WORK INSTRUCTIONS >>
Output the full listing word for word.

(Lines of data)
──────────
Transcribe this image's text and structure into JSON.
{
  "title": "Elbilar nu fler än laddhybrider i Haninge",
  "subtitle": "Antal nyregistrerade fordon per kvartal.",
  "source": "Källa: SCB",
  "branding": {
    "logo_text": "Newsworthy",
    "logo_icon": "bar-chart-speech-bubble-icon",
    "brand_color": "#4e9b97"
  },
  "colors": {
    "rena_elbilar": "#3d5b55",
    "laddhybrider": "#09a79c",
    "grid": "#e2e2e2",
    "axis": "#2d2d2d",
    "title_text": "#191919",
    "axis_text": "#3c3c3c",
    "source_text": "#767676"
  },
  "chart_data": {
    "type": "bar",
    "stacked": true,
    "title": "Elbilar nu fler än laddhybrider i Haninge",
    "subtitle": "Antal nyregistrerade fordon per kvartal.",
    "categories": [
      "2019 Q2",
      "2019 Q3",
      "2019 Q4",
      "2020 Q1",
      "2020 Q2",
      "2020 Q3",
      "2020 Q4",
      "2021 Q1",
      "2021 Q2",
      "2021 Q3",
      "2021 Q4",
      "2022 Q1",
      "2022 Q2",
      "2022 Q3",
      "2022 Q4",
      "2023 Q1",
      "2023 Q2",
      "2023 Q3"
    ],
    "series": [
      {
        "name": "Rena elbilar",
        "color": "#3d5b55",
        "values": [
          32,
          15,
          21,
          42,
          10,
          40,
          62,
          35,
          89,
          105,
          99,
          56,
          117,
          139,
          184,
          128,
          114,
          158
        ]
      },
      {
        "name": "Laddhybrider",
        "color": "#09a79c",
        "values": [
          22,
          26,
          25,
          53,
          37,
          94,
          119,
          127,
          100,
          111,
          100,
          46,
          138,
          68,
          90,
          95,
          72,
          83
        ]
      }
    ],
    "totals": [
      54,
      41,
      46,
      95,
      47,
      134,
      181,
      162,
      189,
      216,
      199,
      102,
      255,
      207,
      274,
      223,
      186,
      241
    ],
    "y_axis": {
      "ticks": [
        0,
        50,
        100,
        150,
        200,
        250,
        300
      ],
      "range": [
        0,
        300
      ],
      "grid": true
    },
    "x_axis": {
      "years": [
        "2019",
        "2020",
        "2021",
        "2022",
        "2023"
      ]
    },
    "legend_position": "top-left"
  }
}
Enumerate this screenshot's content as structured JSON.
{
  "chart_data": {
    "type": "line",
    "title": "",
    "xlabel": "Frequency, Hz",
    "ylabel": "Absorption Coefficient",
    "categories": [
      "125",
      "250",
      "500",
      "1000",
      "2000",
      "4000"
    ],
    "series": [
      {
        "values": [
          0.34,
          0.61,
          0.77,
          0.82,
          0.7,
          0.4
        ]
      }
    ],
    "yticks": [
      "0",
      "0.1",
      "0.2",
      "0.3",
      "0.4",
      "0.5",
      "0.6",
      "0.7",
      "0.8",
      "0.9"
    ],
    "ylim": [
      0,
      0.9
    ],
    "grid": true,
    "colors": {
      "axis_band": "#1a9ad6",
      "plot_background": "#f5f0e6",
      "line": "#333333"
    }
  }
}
──────────
FULL RESPONSE >>
Transcribe this image's text and structure into JSON.
{
  "title": "Elbilar nu fler än laddhybrider i Haninge",
  "subtitle": "Antal nyregistrerade fordon per kvartal.",
  "source": "Källa: SCB",
  "branding": {
    "logo_text": "Newsworthy",
    "logo_icon": "bar-chart-speech-bubble-icon",
    "brand_color": "#4e9b97"
  },
  "colors": {
    "rena_elbilar": "#3d5b55",
    "laddhybrider": "#09a79c",
    "grid": "#e2e2e2",
    "axis": "#2d2d2d",
    "title_text": "#191919",
    "axis_text": "#3c3c3c",
    "source_text": "#767676"
  },
  "chart_data": {
    "type": "bar",
    "stacked": true,
    "title": "Elbilar nu fler än laddhybrider i Haninge",
    "subtitle": "Antal nyregistrerade fordon per kvartal.",
    "categories": [
      "2019 Q2",
      "2019 Q3",
      "2019 Q4",
      "2020 Q1",
      "2020 Q2",
      "2020 Q3",
      "2020 Q4",
      "2021 Q1",
      "2021 Q2",
      "2021 Q3",
      "2021 Q4",
      "2022 Q1",
      "2022 Q2",
      "2022 Q3",
      "2022 Q4",
      "2023 Q1",
      "2023 Q2",
      "2023 Q3"
    ],
    "series": [
      {
        "name": "Rena elbilar",
        "color": "#3d5b55",
        "values": [
          32,
          15,
          21,
          42,
          10,
          40,
          62,
          35,
          89,
          105,
          99,
          56,
          117,
          139,
          184,
          128,
          114,
          158
        ]
      },
      {
        "name": "Laddhybrider",
        "color": "#09a79c",
        "values": [
          22,
          26,
          25,
          53,
          37,
          94,
          119,
          127,
          100,
          111,
          100,
          46,
          138,
          68,
          90,
          95,
          72,
          83
        ]
      }
    ],
    "totals": [
      54,
      41,
      46,
      95,
      47,
      134,
      181,
      162,
      189,
      216,
      199,
      102,
      255,
      207,
      274,
      223,
      186,
      241
    ],
    "y_axis": {
      "ticks": [
        0,
        50,
        100,
        150,
        200,
        250,
        300
      ],
      "range": [
        0,
        300
      ],
      "grid": true
    },
    "x_axis": {
      "years": [
        "2019",
        "2020",
        "2021",
        "2022",
        "2023"
      ]
    },
    "legend_position": "top-left"
  }
}
Enumerate this screenshot's content as structured JSON.
{
  "chart_data": {
    "type": "line",
    "title": "",
    "xlabel": "Frequency, Hz",
    "ylabel": "Absorption Coefficient",
    "categories": [
      "125",
      "250",
      "500",
      "1000",
      "2000",
      "4000"
    ],
    "series": [
      {
        "values": [
          0.34,
          0.61,
          0.77,
          0.82,
          0.7,
          0.4
        ]
      }
    ],
    "yticks": [
      "0",
      "0.1",
      "0.2",
      "0.3",
      "0.4",
      "0.5",
      "0.6",
      "0.7",
      "0.8",
      "0.9"
    ],
    "ylim": [
      0,
      0.9
    ],
    "grid": true,
    "colors": {
      "axis_band": "#1a9ad6",
      "plot_background": "#f5f0e6",
      "line": "#333333"
    }
  }
}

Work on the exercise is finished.